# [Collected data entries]
§ §
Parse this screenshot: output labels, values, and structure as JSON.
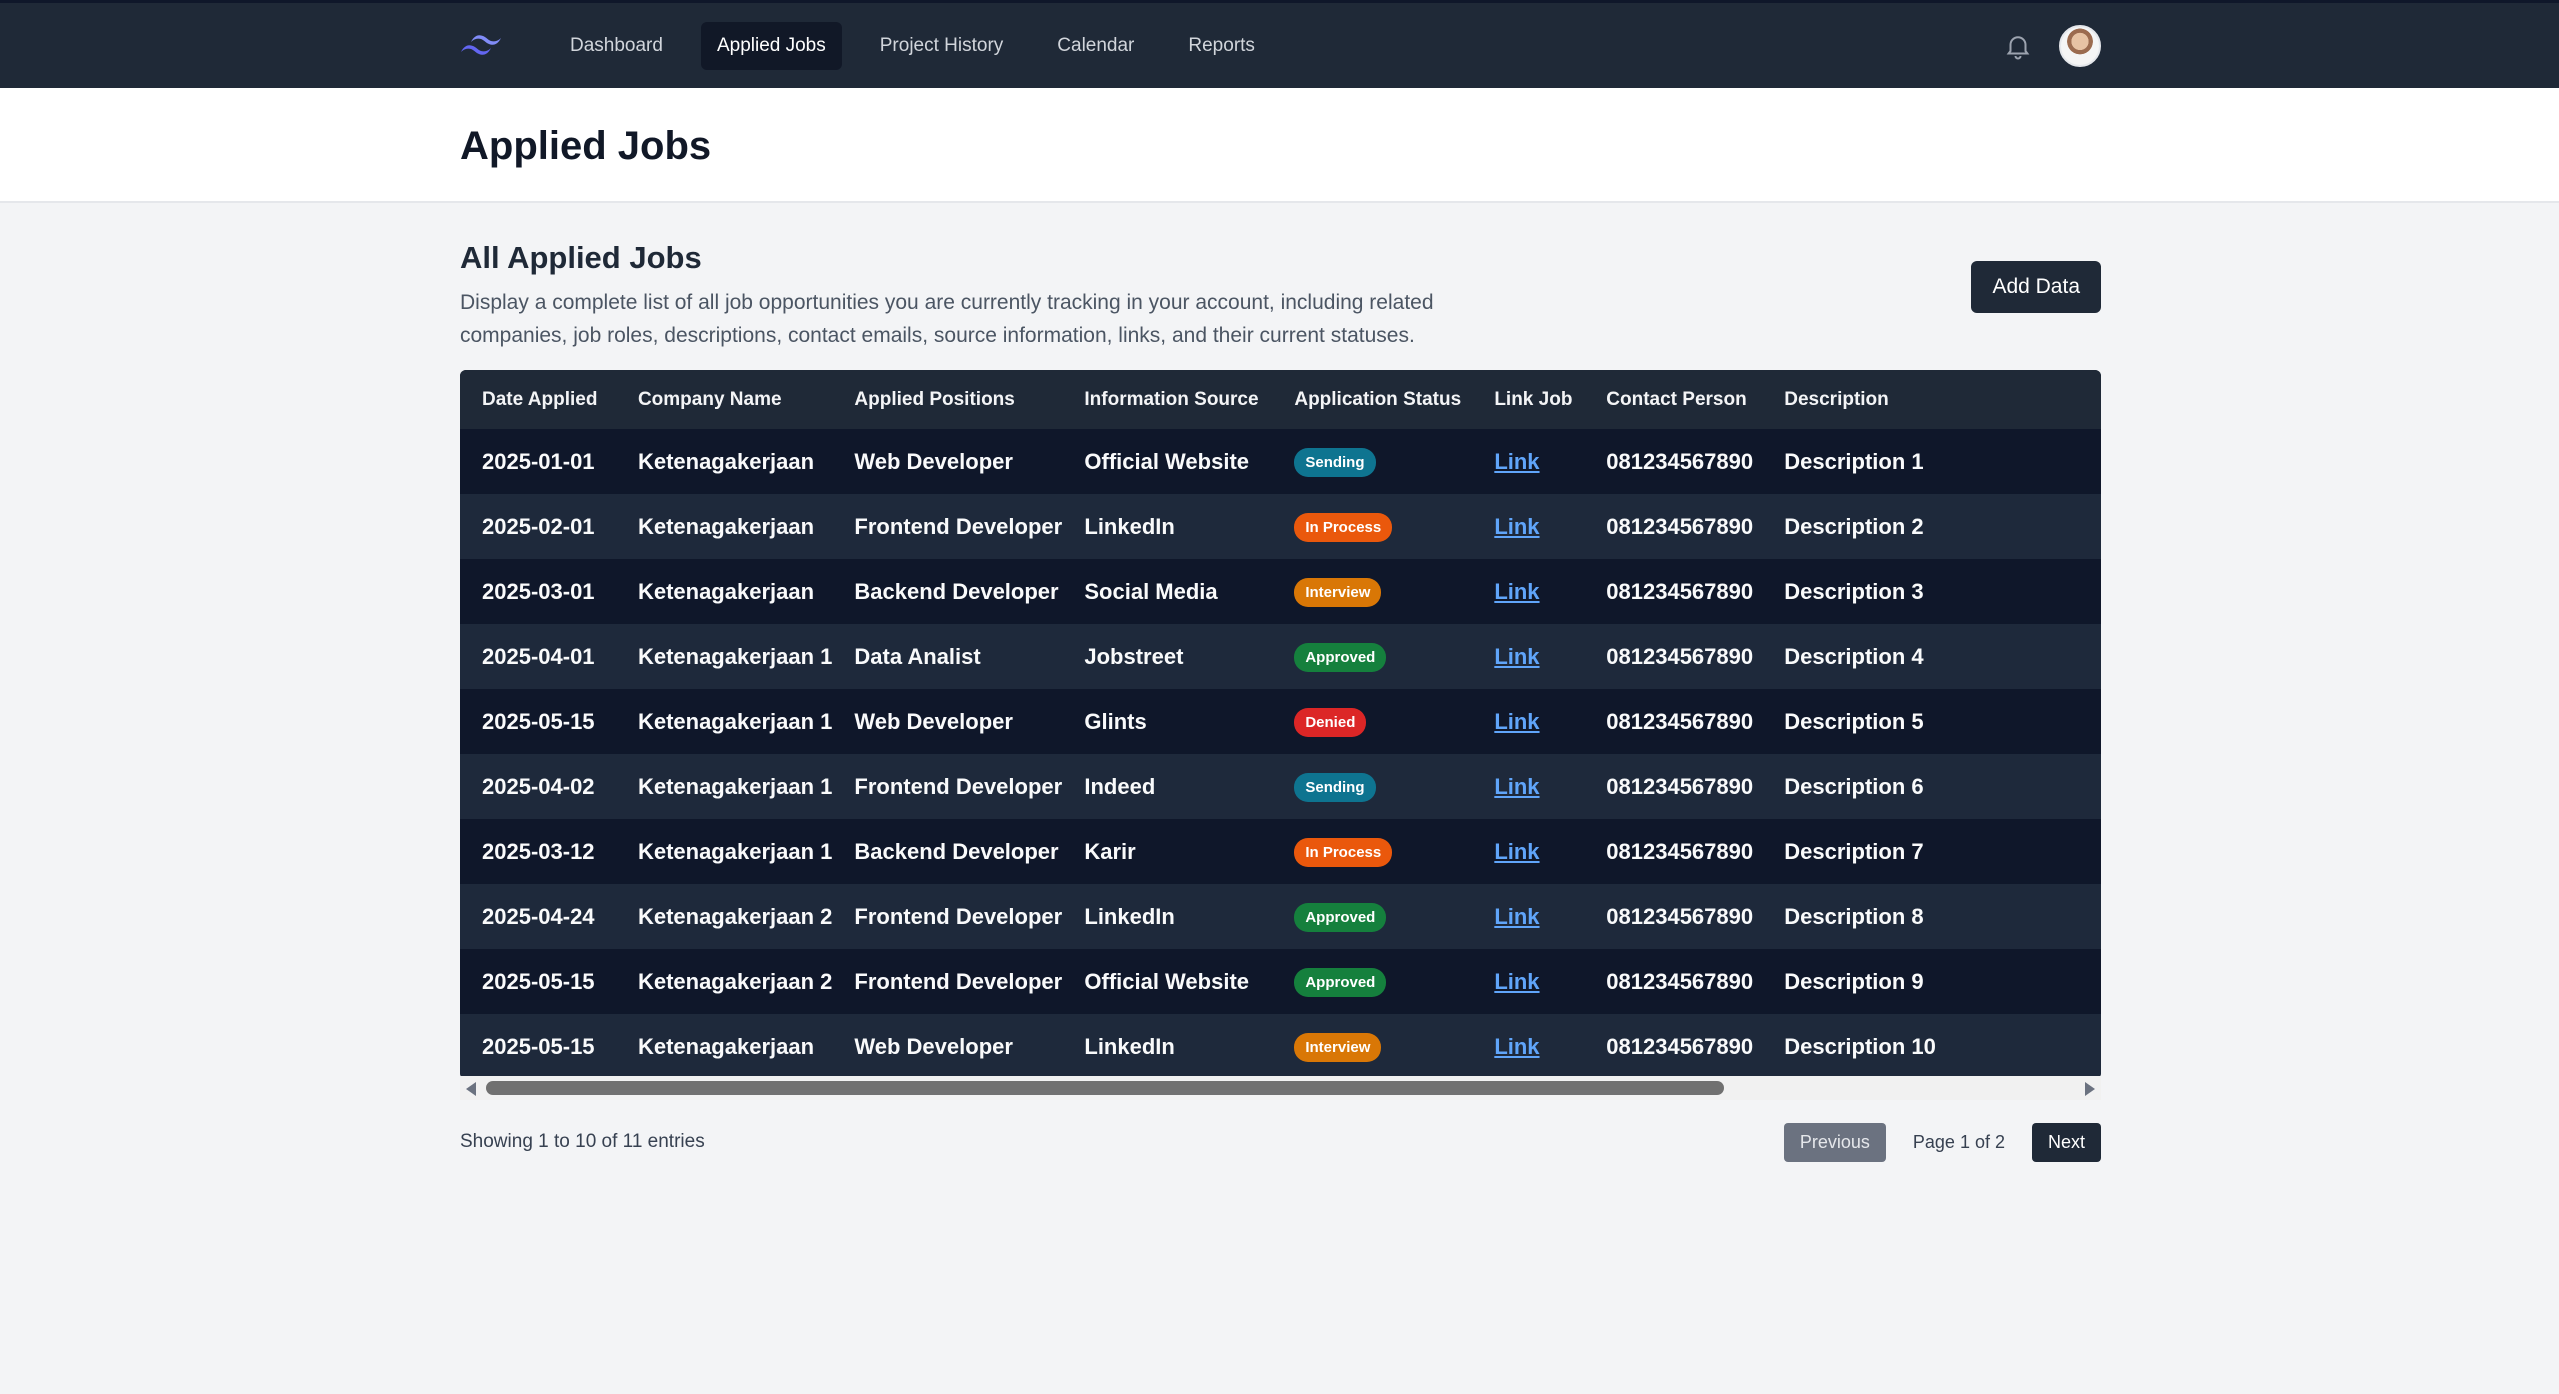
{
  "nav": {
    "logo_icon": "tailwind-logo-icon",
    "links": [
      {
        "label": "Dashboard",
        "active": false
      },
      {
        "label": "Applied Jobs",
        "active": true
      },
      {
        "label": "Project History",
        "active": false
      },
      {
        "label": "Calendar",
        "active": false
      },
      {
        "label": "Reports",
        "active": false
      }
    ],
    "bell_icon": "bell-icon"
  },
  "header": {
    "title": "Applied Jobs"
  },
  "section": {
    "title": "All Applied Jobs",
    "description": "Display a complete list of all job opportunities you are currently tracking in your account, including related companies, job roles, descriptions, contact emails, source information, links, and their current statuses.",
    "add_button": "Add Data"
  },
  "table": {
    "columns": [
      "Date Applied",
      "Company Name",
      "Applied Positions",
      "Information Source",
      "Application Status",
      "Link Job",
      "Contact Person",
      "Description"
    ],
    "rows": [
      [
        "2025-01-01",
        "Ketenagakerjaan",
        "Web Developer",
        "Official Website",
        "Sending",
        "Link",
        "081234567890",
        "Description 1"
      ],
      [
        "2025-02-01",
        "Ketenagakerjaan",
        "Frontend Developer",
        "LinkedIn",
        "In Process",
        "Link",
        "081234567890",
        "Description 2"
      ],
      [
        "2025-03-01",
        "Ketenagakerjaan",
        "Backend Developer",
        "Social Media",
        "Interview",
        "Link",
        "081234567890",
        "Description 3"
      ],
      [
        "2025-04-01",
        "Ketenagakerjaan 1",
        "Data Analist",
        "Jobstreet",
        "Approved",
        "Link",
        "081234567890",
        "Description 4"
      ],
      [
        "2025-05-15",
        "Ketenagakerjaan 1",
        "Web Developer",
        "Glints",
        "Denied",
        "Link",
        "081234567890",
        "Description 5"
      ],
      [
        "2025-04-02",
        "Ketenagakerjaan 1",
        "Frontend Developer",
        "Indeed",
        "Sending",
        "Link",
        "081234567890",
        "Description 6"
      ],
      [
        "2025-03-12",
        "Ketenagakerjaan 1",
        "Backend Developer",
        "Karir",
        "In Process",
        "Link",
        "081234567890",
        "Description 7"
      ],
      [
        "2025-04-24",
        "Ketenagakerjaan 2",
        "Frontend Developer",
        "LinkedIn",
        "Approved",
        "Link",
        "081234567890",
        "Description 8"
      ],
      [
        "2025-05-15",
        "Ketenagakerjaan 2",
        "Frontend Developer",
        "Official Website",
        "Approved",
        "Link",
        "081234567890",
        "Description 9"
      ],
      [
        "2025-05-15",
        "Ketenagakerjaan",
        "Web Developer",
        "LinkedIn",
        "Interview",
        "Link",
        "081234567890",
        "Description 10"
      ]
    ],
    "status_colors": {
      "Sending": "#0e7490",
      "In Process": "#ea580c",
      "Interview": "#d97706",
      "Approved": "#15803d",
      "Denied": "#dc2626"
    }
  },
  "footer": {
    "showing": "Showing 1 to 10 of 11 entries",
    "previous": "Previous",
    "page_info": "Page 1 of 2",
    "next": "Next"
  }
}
§ §
# [INSTRUCTIONS FOR THE TASK]
Quote in full the listing given above; the images are to be left out.

# [REPLY]
Parse this screenshot: output labels, values, and structure as JSON.
{
  "nav": {
    "logo_icon": "tailwind-logo-icon",
    "links": [
      {
        "label": "Dashboard",
        "active": false
      },
      {
        "label": "Applied Jobs",
        "active": true
      },
      {
        "label": "Project History",
        "active": false
      },
      {
        "label": "Calendar",
        "active": false
      },
      {
        "label": "Reports",
        "active": false
      }
    ],
    "bell_icon": "bell-icon"
  },
  "header": {
    "title": "Applied Jobs"
  },
  "section": {
    "title": "All Applied Jobs",
    "description": "Display a complete list of all job opportunities you are currently tracking in your account, including related companies, job roles, descriptions, contact emails, source information, links, and their current statuses.",
    "add_button": "Add Data"
  },
  "table": {
    "columns": [
      "Date Applied",
      "Company Name",
      "Applied Positions",
      "Information Source",
      "Application Status",
      "Link Job",
      "Contact Person",
      "Description"
    ],
    "rows": [
      [
        "2025-01-01",
        "Ketenagakerjaan",
        "Web Developer",
        "Official Website",
        "Sending",
        "Link",
        "081234567890",
        "Description 1"
      ],
      [
        "2025-02-01",
        "Ketenagakerjaan",
        "Frontend Developer",
        "LinkedIn",
        "In Process",
        "Link",
        "081234567890",
        "Description 2"
      ],
      [
        "2025-03-01",
        "Ketenagakerjaan",
        "Backend Developer",
        "Social Media",
        "Interview",
        "Link",
        "081234567890",
        "Description 3"
      ],
      [
        "2025-04-01",
        "Ketenagakerjaan 1",
        "Data Analist",
        "Jobstreet",
        "Approved",
        "Link",
        "081234567890",
        "Description 4"
      ],
      [
        "2025-05-15",
        "Ketenagakerjaan 1",
        "Web Developer",
        "Glints",
        "Denied",
        "Link",
        "081234567890",
        "Description 5"
      ],
      [
        "2025-04-02",
        "Ketenagakerjaan 1",
        "Frontend Developer",
        "Indeed",
        "Sending",
        "Link",
        "081234567890",
        "Description 6"
      ],
      [
        "2025-03-12",
        "Ketenagakerjaan 1",
        "Backend Developer",
        "Karir",
        "In Process",
        "Link",
        "081234567890",
        "Description 7"
      ],
      [
        "2025-04-24",
        "Ketenagakerjaan 2",
        "Frontend Developer",
        "LinkedIn",
        "Approved",
        "Link",
        "081234567890",
        "Description 8"
      ],
      [
        "2025-05-15",
        "Ketenagakerjaan 2",
        "Frontend Developer",
        "Official Website",
        "Approved",
        "Link",
        "081234567890",
        "Description 9"
      ],
      [
        "2025-05-15",
        "Ketenagakerjaan",
        "Web Developer",
        "LinkedIn",
        "Interview",
        "Link",
        "081234567890",
        "Description 10"
      ]
    ],
    "status_colors": {
      "Sending": "#0e7490",
      "In Process": "#ea580c",
      "Interview": "#d97706",
      "Approved": "#15803d",
      "Denied": "#dc2626"
    }
  },
  "footer": {
    "showing": "Showing 1 to 10 of 11 entries",
    "previous": "Previous",
    "page_info": "Page 1 of 2",
    "next": "Next"
  }
}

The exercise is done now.